» WHAT YOU WILL DO: Copy out all lines that carry the word "this".

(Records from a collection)
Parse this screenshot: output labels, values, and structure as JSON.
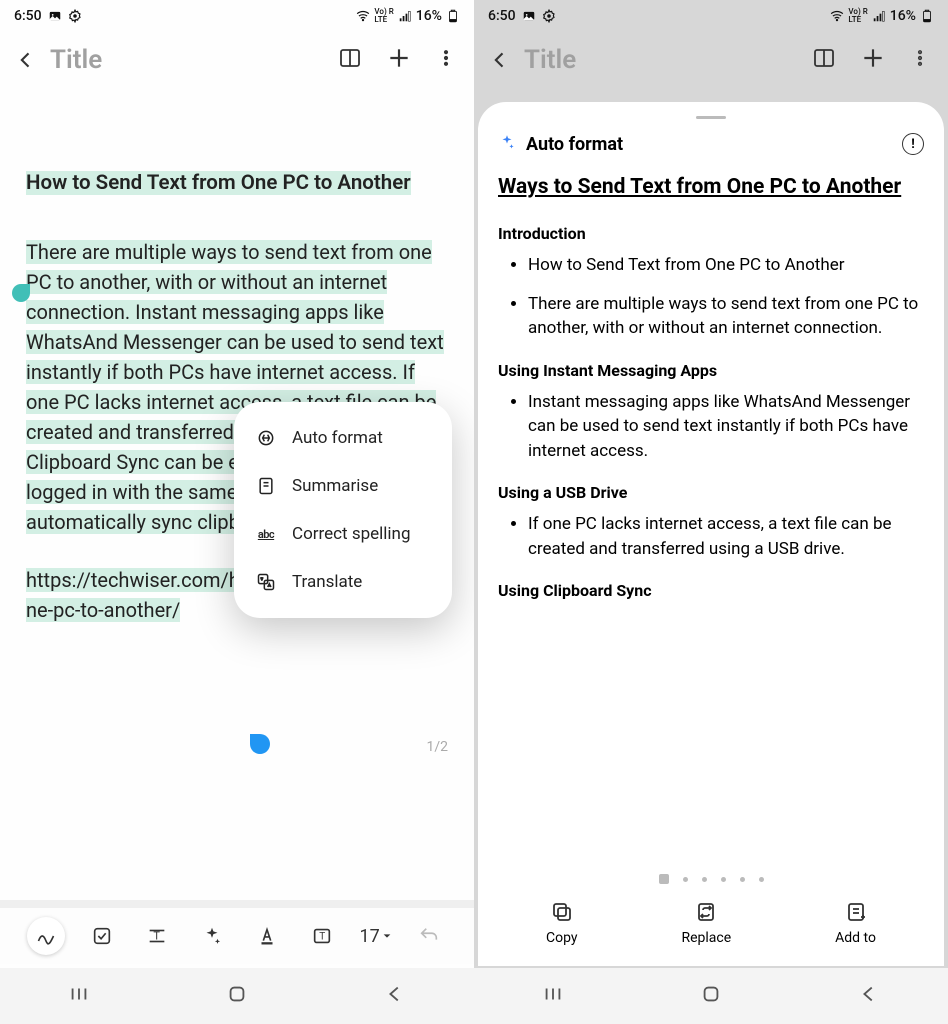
{
  "status": {
    "time": "6:50",
    "battery": "16%"
  },
  "header": {
    "title_placeholder": "Title"
  },
  "note": {
    "heading": "How to Send Text from One PC to Another",
    "body": "There are multiple ways to send text from one PC to another, with or without an internet connection. Instant messaging apps like WhatsAnd Messenger can be used to send text instantly if both PCs have internet access. If one PC lacks internet access, a text file can be created and transferred using a USB drive. Clipboard Sync can be enabled on both PCs logged in with the same Microsoft account to automatically sync clipboard content.",
    "url": "https://techwiser.com/how-to-send-text-from-one-pc-to-another/",
    "page_indicator": "1/2"
  },
  "popup": {
    "items": [
      {
        "label": "Auto format"
      },
      {
        "label": "Summarise"
      },
      {
        "label": "Correct spelling"
      },
      {
        "label": "Translate"
      }
    ]
  },
  "toolbar": {
    "font_size": "17"
  },
  "sheet": {
    "title": "Auto format",
    "heading": "Ways to Send Text from One PC to Another",
    "sections": [
      {
        "title": "Introduction",
        "bullets": [
          "How to Send Text from One PC to Another",
          "There are multiple ways to send text from one PC to another, with or without an internet connection."
        ]
      },
      {
        "title": "Using Instant Messaging Apps",
        "bullets": [
          "Instant messaging apps like WhatsAnd Messenger can be used to send text instantly if both PCs have internet access."
        ]
      },
      {
        "title": "Using a USB Drive",
        "bullets": [
          "If one PC lacks internet access, a text file can be created and transferred using a USB drive."
        ]
      },
      {
        "title": "Using Clipboard Sync",
        "bullets": []
      }
    ],
    "actions": {
      "copy": "Copy",
      "replace": "Replace",
      "addto": "Add to"
    }
  }
}
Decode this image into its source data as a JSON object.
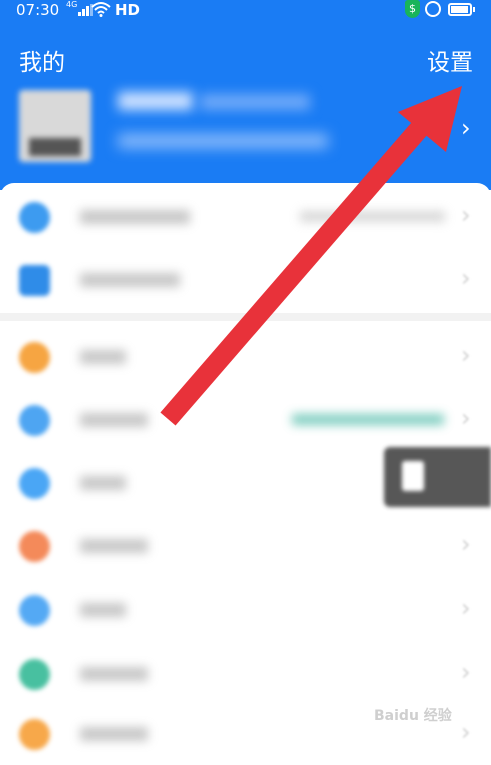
{
  "status_bar": {
    "time": "07:30",
    "signal_type": "4G",
    "network": "HD",
    "security_badge": "$"
  },
  "header": {
    "title": "我的",
    "settings_label": "设置",
    "background_color": "#1a7cf4"
  },
  "profile": {
    "chevron": "›"
  },
  "menu_groups": [
    {
      "items": [
        {
          "icon": "blue-circle-icon",
          "color": "#3d9bf0",
          "chevron": "›"
        },
        {
          "icon": "blue-doc-icon",
          "color": "#2f8ce8",
          "chevron": "›"
        }
      ]
    },
    {
      "items": [
        {
          "icon": "orange-circle-icon",
          "color": "#f6a542",
          "chevron": "›"
        },
        {
          "icon": "blue-circle-icon",
          "color": "#4ea5f2",
          "chevron": "›"
        },
        {
          "icon": "blue-circle-icon",
          "color": "#4aa6f5",
          "chevron": ""
        },
        {
          "icon": "orange-red-circle-icon",
          "color": "#f48a5a",
          "chevron": "›"
        },
        {
          "icon": "blue-circle-icon",
          "color": "#54a9f4",
          "chevron": "›"
        },
        {
          "icon": "teal-circle-icon",
          "color": "#48c0a0",
          "chevron": "›"
        },
        {
          "icon": "orange-circle-icon",
          "color": "#f7a84a",
          "chevron": "›"
        }
      ]
    }
  ],
  "annotation": {
    "arrow_color": "#e8323a"
  },
  "watermark": {
    "text": "Baidu 经验"
  }
}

» RIGHT ANSWER:
Parse this screenshot: output labels, values, and structure as JSON.
Decode this image into its source data as a JSON object.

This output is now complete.